> Stated goal:
Find the lines holding "must" and copy them.

━━━ Data extract ━━━

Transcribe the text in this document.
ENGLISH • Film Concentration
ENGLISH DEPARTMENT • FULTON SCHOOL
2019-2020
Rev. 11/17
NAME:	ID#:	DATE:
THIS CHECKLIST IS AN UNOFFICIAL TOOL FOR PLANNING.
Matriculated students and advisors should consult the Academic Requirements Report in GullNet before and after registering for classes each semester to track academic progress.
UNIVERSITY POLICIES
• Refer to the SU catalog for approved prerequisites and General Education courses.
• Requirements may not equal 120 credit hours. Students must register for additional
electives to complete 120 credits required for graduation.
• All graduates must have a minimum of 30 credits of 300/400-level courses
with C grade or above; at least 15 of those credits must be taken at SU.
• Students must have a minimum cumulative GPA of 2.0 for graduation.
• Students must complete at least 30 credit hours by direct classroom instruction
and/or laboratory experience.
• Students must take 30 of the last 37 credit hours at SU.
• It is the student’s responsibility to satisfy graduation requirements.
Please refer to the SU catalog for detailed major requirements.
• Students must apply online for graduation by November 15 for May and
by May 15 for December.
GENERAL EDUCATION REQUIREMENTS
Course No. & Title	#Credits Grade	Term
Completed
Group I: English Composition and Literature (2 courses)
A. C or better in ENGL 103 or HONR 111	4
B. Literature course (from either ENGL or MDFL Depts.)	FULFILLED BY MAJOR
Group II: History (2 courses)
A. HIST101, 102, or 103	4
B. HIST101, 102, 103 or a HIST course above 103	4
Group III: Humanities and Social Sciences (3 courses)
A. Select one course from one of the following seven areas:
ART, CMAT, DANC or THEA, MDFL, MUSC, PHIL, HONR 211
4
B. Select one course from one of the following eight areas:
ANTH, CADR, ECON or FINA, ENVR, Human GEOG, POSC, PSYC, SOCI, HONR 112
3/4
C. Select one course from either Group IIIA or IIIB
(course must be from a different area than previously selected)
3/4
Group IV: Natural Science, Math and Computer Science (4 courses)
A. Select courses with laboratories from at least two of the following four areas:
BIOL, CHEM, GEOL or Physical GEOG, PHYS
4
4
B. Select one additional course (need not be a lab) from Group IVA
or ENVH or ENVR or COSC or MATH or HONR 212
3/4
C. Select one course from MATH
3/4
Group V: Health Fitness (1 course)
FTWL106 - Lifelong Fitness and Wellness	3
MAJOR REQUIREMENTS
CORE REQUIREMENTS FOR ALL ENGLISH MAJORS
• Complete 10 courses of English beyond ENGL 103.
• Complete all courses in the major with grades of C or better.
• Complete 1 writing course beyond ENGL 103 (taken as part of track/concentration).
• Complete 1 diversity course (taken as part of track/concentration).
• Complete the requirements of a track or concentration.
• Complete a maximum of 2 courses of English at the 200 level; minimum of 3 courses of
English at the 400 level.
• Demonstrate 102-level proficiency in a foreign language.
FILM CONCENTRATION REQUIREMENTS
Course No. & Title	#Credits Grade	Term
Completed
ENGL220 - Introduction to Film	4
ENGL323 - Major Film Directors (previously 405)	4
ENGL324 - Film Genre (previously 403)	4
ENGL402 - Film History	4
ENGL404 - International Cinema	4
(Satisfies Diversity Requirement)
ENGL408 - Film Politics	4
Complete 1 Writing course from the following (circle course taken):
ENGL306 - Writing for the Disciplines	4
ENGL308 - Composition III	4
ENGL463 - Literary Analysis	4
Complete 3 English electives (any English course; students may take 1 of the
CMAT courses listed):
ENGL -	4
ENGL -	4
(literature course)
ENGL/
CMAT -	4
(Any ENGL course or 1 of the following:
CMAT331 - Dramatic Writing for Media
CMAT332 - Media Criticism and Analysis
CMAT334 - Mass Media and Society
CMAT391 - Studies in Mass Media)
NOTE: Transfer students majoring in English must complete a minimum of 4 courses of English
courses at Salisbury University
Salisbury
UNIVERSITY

━━━

> Answer to this problem:
• Requirements may not equal 120 credit hours. Students must register for additional
• All graduates must have a minimum of 30 credits of 300/400-level courses
with C grade or above; at least 15 of those credits must be taken at SU.
• Students must have a minimum cumulative GPA of 2.0 for graduation.
• Students must complete at least 30 credit hours by direct classroom instruction
• Students must take 30 of the last 37 credit hours at SU.
• Students must apply online for graduation by November 15 for May and
(course must be from a different area than previously selected)
NOTE: Transfer students majoring in English must complete a minimum of 4 courses of English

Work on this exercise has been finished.